- [GOAL]: In the copy, include every entry exactly but none of the pictures.

- [MATERIAL SUPPLIED]:
*****

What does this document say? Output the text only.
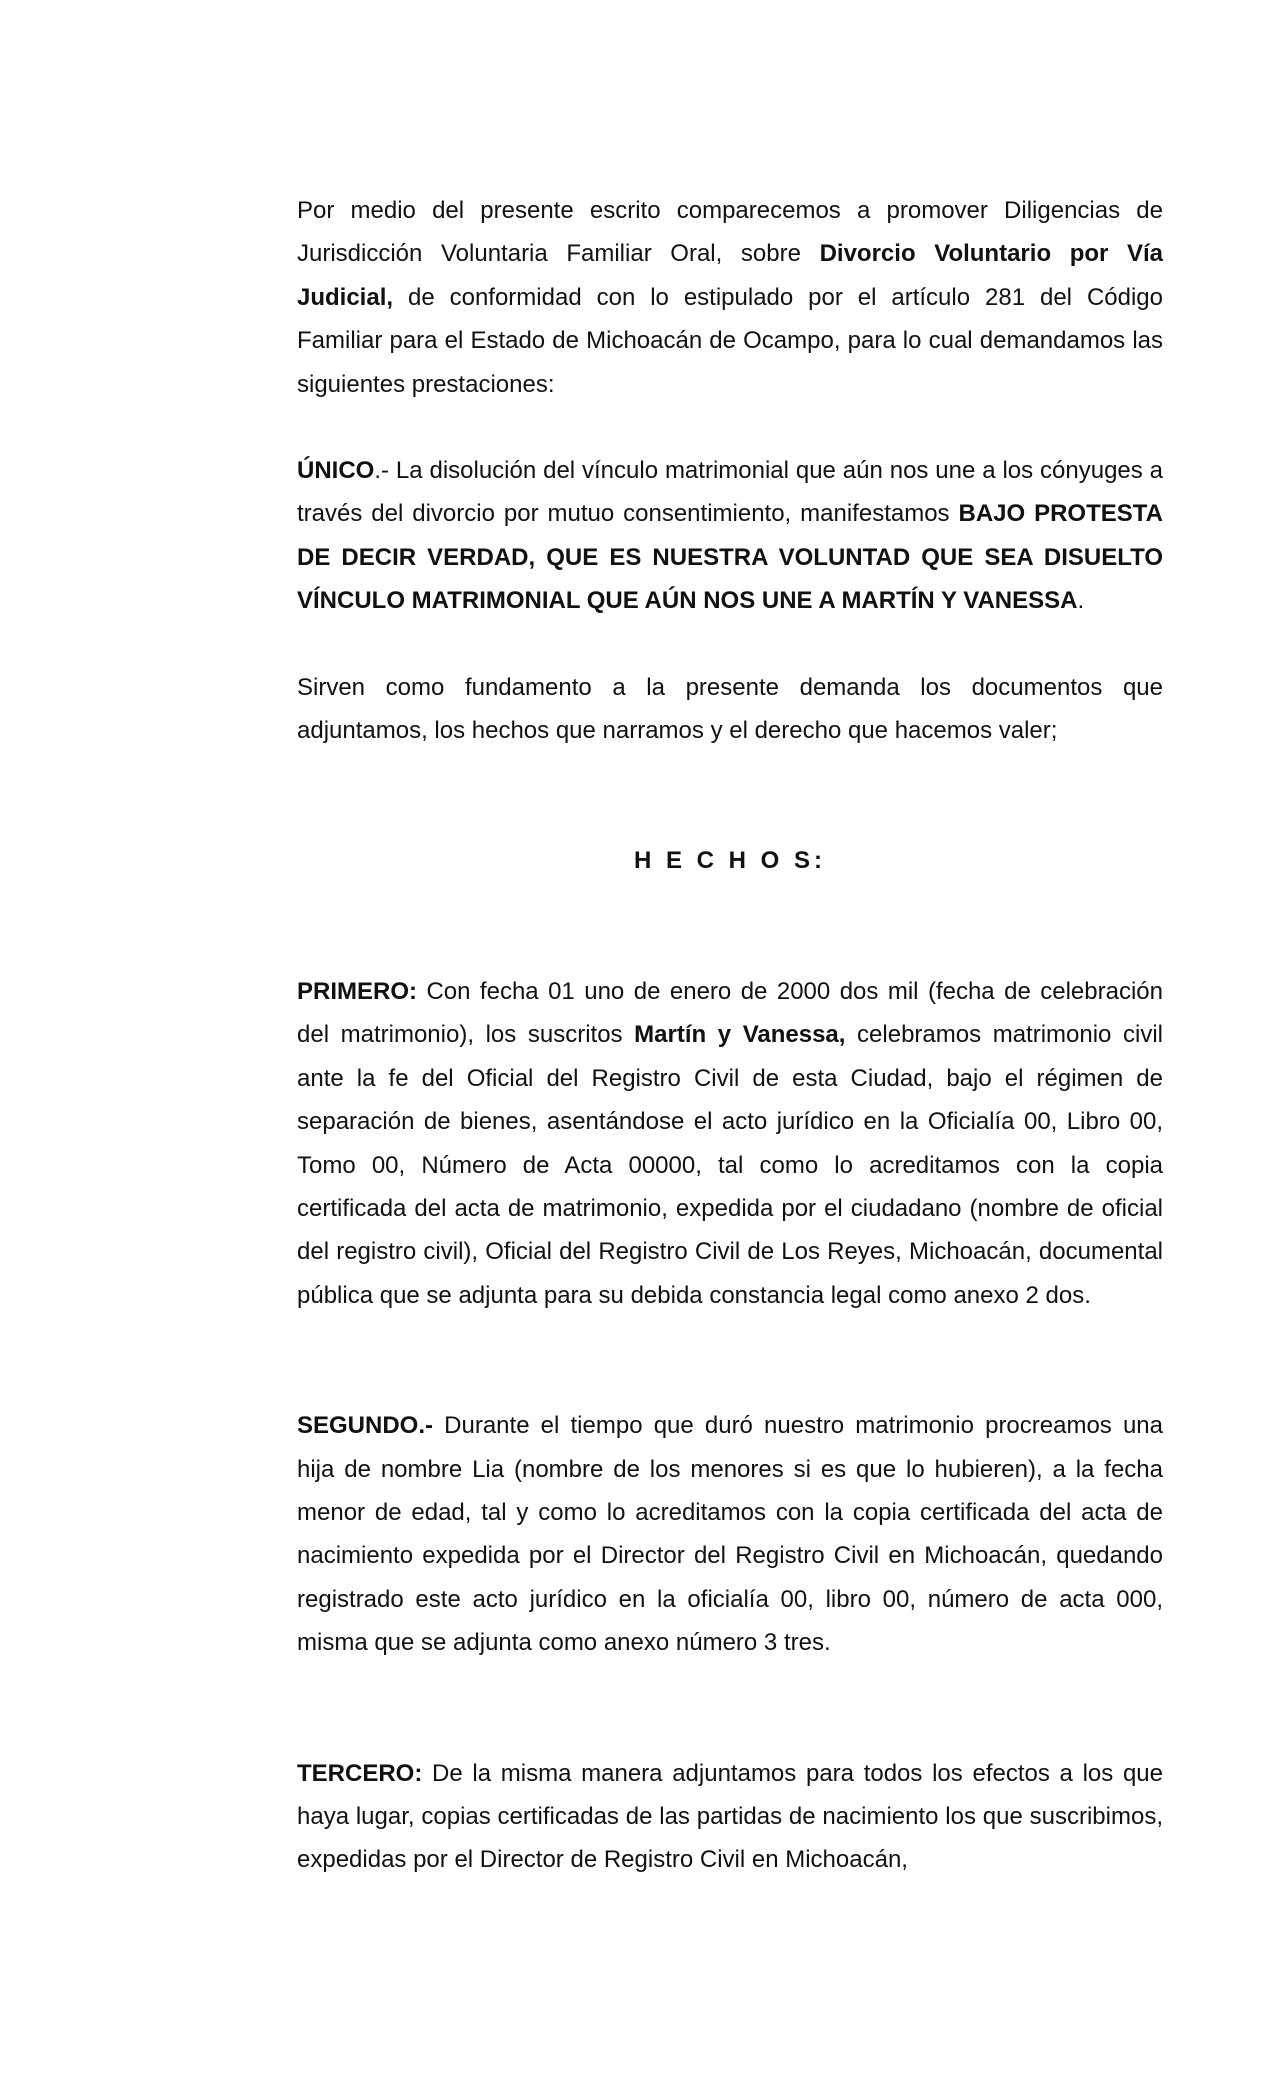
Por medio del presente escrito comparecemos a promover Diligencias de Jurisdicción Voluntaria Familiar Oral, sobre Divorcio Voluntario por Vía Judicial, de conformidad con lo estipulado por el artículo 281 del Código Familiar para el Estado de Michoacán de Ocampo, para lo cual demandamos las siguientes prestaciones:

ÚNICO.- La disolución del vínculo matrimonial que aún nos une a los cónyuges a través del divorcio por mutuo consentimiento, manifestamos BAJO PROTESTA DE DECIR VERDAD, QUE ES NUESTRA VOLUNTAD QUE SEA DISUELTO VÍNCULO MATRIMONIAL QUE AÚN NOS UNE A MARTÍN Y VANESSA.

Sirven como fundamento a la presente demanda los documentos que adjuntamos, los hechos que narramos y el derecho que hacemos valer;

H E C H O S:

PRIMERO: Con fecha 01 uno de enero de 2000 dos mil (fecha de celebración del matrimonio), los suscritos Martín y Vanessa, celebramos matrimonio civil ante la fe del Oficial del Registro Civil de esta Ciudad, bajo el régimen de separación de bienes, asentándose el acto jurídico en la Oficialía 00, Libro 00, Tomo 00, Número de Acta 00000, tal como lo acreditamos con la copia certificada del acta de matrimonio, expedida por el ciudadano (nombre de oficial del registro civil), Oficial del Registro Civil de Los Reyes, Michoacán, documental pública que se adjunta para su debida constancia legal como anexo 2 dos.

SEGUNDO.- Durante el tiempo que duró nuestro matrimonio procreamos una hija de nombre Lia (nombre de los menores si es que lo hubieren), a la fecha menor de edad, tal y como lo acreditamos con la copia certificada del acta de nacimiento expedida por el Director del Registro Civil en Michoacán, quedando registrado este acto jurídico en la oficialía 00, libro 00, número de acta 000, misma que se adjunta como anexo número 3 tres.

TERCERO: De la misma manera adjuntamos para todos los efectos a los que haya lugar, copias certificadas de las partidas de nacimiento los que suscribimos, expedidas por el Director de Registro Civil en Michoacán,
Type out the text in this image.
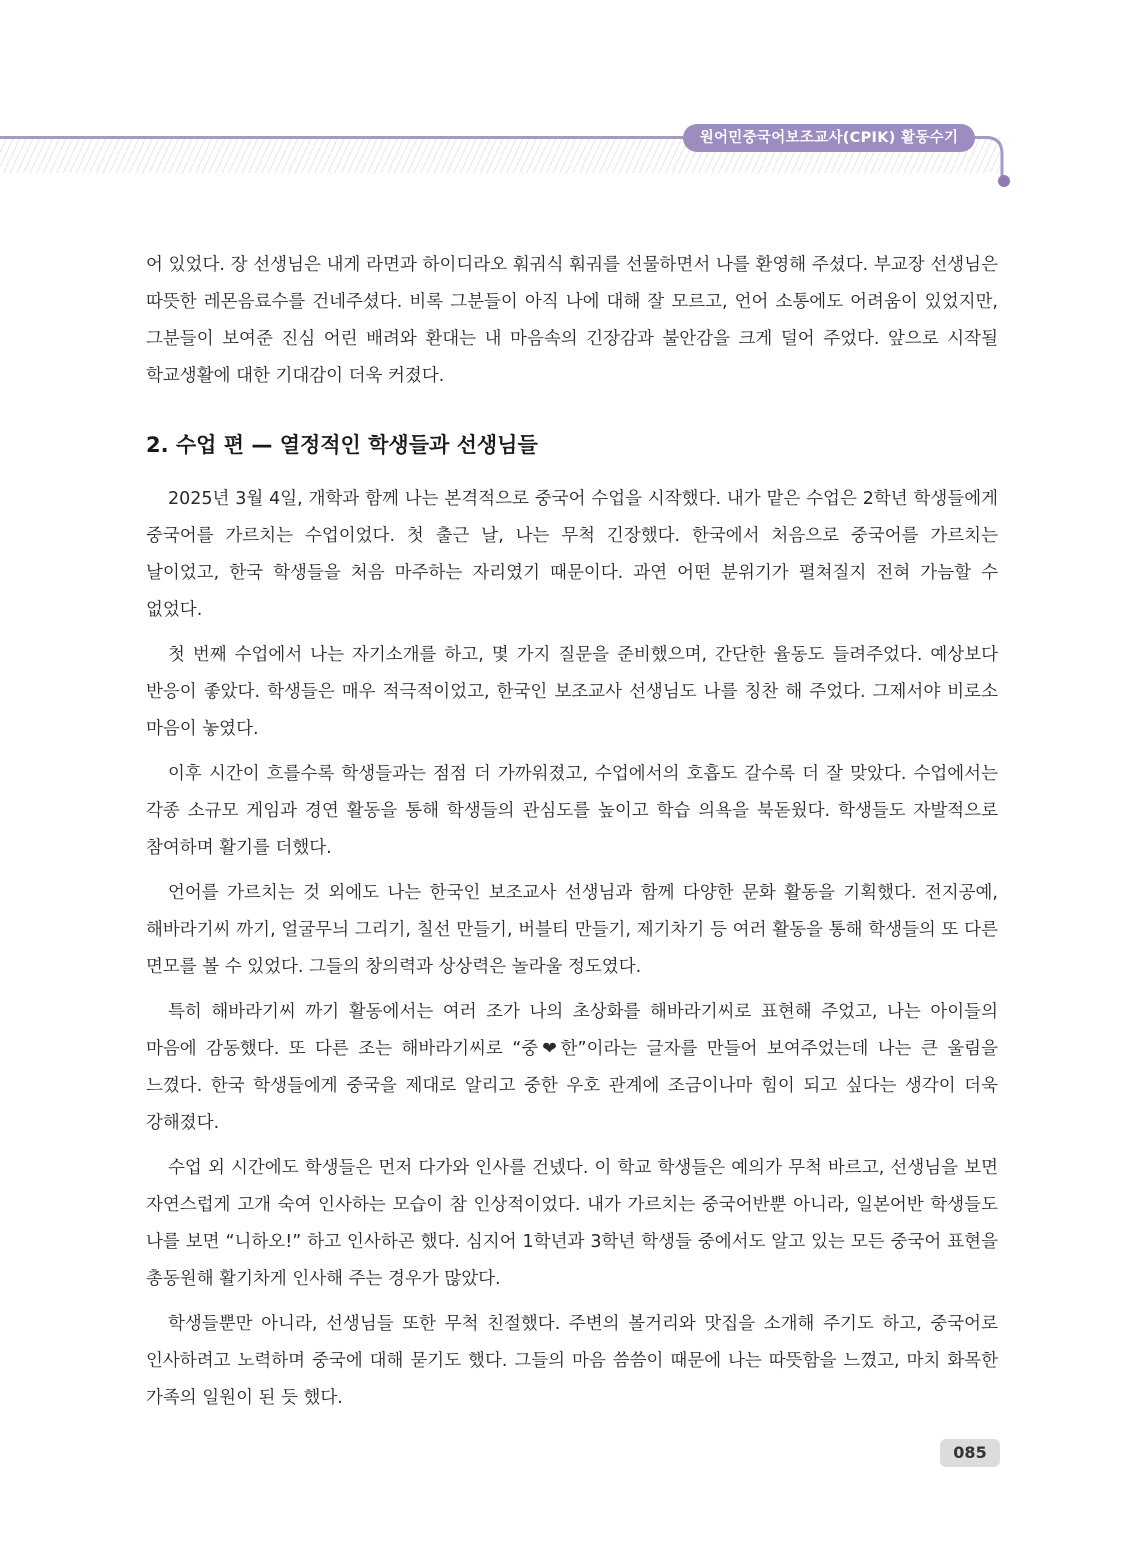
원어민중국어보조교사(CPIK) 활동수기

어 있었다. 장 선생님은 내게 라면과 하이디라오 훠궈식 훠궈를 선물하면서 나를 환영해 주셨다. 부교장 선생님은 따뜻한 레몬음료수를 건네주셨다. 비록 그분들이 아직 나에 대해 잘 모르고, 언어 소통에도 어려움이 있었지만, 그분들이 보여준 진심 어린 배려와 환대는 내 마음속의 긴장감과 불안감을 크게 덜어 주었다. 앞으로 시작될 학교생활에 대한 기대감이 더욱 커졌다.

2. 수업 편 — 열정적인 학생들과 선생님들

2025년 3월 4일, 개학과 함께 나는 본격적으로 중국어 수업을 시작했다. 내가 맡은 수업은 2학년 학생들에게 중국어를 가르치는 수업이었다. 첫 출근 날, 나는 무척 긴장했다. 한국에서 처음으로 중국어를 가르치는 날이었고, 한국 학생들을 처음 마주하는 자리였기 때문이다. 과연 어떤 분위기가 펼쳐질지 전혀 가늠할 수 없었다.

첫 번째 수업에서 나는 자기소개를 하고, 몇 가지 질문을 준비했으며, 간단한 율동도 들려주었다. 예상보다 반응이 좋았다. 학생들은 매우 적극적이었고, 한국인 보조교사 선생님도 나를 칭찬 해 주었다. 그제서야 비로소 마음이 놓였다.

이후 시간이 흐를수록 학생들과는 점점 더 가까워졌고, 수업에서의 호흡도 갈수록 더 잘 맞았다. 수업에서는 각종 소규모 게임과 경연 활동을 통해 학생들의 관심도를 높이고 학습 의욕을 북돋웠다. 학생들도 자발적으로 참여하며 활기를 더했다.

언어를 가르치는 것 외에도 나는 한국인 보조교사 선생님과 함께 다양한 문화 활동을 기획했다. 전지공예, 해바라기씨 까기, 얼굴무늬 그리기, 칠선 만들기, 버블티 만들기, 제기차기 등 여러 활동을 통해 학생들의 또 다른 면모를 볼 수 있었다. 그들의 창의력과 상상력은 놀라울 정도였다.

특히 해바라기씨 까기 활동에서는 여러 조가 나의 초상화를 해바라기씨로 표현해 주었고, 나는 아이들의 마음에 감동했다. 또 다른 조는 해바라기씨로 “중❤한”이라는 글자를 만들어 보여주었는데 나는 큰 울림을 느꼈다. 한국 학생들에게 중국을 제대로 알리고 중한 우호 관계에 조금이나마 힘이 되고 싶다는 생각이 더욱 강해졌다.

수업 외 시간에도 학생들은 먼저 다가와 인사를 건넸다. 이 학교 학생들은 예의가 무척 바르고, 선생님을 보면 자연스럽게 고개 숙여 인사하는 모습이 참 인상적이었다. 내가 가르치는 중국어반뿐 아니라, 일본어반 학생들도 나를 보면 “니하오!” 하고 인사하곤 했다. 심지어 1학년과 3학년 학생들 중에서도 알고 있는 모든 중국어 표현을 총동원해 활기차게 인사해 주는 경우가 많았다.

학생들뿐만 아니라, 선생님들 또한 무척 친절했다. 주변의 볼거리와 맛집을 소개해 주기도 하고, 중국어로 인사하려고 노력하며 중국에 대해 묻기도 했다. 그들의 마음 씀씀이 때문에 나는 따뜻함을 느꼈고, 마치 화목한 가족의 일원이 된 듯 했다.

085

*****

- [FINAL ANSWER]:
What does this document say? Output the text only.
Por medio del presente escrito comparecemos a promover Diligencias de Jurisdicción Voluntaria Familiar Oral, sobre Divorcio Voluntario por Vía Judicial, de conformidad con lo estipulado por el artículo 281 del Código Familiar para el Estado de Michoacán de Ocampo, para lo cual demandamos las siguientes prestaciones:

ÚNICO.- La disolución del vínculo matrimonial que aún nos une a los cónyuges a través del divorcio por mutuo consentimiento, manifestamos BAJO PROTESTA DE DECIR VERDAD, QUE ES NUESTRA VOLUNTAD QUE SEA DISUELTO VÍNCULO MATRIMONIAL QUE AÚN NOS UNE A MARTÍN Y VANESSA.

Sirven como fundamento a la presente demanda los documentos que adjuntamos, los hechos que narramos y el derecho que hacemos valer;

H E C H O S:

PRIMERO: Con fecha 01 uno de enero de 2000 dos mil (fecha de celebración del matrimonio), los suscritos Martín y Vanessa, celebramos matrimonio civil ante la fe del Oficial del Registro Civil de esta Ciudad, bajo el régimen de separación de bienes, asentándose el acto jurídico en la Oficialía 00, Libro 00, Tomo 00, Número de Acta 00000, tal como lo acreditamos con la copia certificada del acta de matrimonio, expedida por el ciudadano (nombre de oficial del registro civil), Oficial del Registro Civil de Los Reyes, Michoacán, documental pública que se adjunta para su debida constancia legal como anexo 2 dos.

SEGUNDO.- Durante el tiempo que duró nuestro matrimonio procreamos una hija de nombre Lia (nombre de los menores si es que lo hubieren), a la fecha menor de edad, tal y como lo acreditamos con la copia certificada del acta de nacimiento expedida por el Director del Registro Civil en Michoacán, quedando registrado este acto jurídico en la oficialía 00, libro 00, número de acta 000, misma que se adjunta como anexo número 3 tres.

TERCERO: De la misma manera adjuntamos para todos los efectos a los que haya lugar, copias certificadas de las partidas de nacimiento los que suscribimos, expedidas por el Director de Registro Civil en Michoacán,
Type out the text in this image.
원어민중국어보조교사(CPIK) 활동수기

어 있었다. 장 선생님은 내게 라면과 하이디라오 훠궈식 훠궈를 선물하면서 나를 환영해 주셨다. 부교장 선생님은 따뜻한 레몬음료수를 건네주셨다. 비록 그분들이 아직 나에 대해 잘 모르고, 언어 소통에도 어려움이 있었지만, 그분들이 보여준 진심 어린 배려와 환대는 내 마음속의 긴장감과 불안감을 크게 덜어 주었다. 앞으로 시작될 학교생활에 대한 기대감이 더욱 커졌다.

2. 수업 편 — 열정적인 학생들과 선생님들

2025년 3월 4일, 개학과 함께 나는 본격적으로 중국어 수업을 시작했다. 내가 맡은 수업은 2학년 학생들에게 중국어를 가르치는 수업이었다. 첫 출근 날, 나는 무척 긴장했다. 한국에서 처음으로 중국어를 가르치는 날이었고, 한국 학생들을 처음 마주하는 자리였기 때문이다. 과연 어떤 분위기가 펼쳐질지 전혀 가늠할 수 없었다.

첫 번째 수업에서 나는 자기소개를 하고, 몇 가지 질문을 준비했으며, 간단한 율동도 들려주었다. 예상보다 반응이 좋았다. 학생들은 매우 적극적이었고, 한국인 보조교사 선생님도 나를 칭찬 해 주었다. 그제서야 비로소 마음이 놓였다.

이후 시간이 흐를수록 학생들과는 점점 더 가까워졌고, 수업에서의 호흡도 갈수록 더 잘 맞았다. 수업에서는 각종 소규모 게임과 경연 활동을 통해 학생들의 관심도를 높이고 학습 의욕을 북돋웠다. 학생들도 자발적으로 참여하며 활기를 더했다.

언어를 가르치는 것 외에도 나는 한국인 보조교사 선생님과 함께 다양한 문화 활동을 기획했다. 전지공예, 해바라기씨 까기, 얼굴무늬 그리기, 칠선 만들기, 버블티 만들기, 제기차기 등 여러 활동을 통해 학생들의 또 다른 면모를 볼 수 있었다. 그들의 창의력과 상상력은 놀라울 정도였다.

특히 해바라기씨 까기 활동에서는 여러 조가 나의 초상화를 해바라기씨로 표현해 주었고, 나는 아이들의 마음에 감동했다. 또 다른 조는 해바라기씨로 “중❤한”이라는 글자를 만들어 보여주었는데 나는 큰 울림을 느꼈다. 한국 학생들에게 중국을 제대로 알리고 중한 우호 관계에 조금이나마 힘이 되고 싶다는 생각이 더욱 강해졌다.

수업 외 시간에도 학생들은 먼저 다가와 인사를 건넸다. 이 학교 학생들은 예의가 무척 바르고, 선생님을 보면 자연스럽게 고개 숙여 인사하는 모습이 참 인상적이었다. 내가 가르치는 중국어반뿐 아니라, 일본어반 학생들도 나를 보면 “니하오!” 하고 인사하곤 했다. 심지어 1학년과 3학년 학생들 중에서도 알고 있는 모든 중국어 표현을 총동원해 활기차게 인사해 주는 경우가 많았다.

학생들뿐만 아니라, 선생님들 또한 무척 친절했다. 주변의 볼거리와 맛집을 소개해 주기도 하고, 중국어로 인사하려고 노력하며 중국에 대해 묻기도 했다. 그들의 마음 씀씀이 때문에 나는 따뜻함을 느꼈고, 마치 화목한 가족의 일원이 된 듯 했다.

085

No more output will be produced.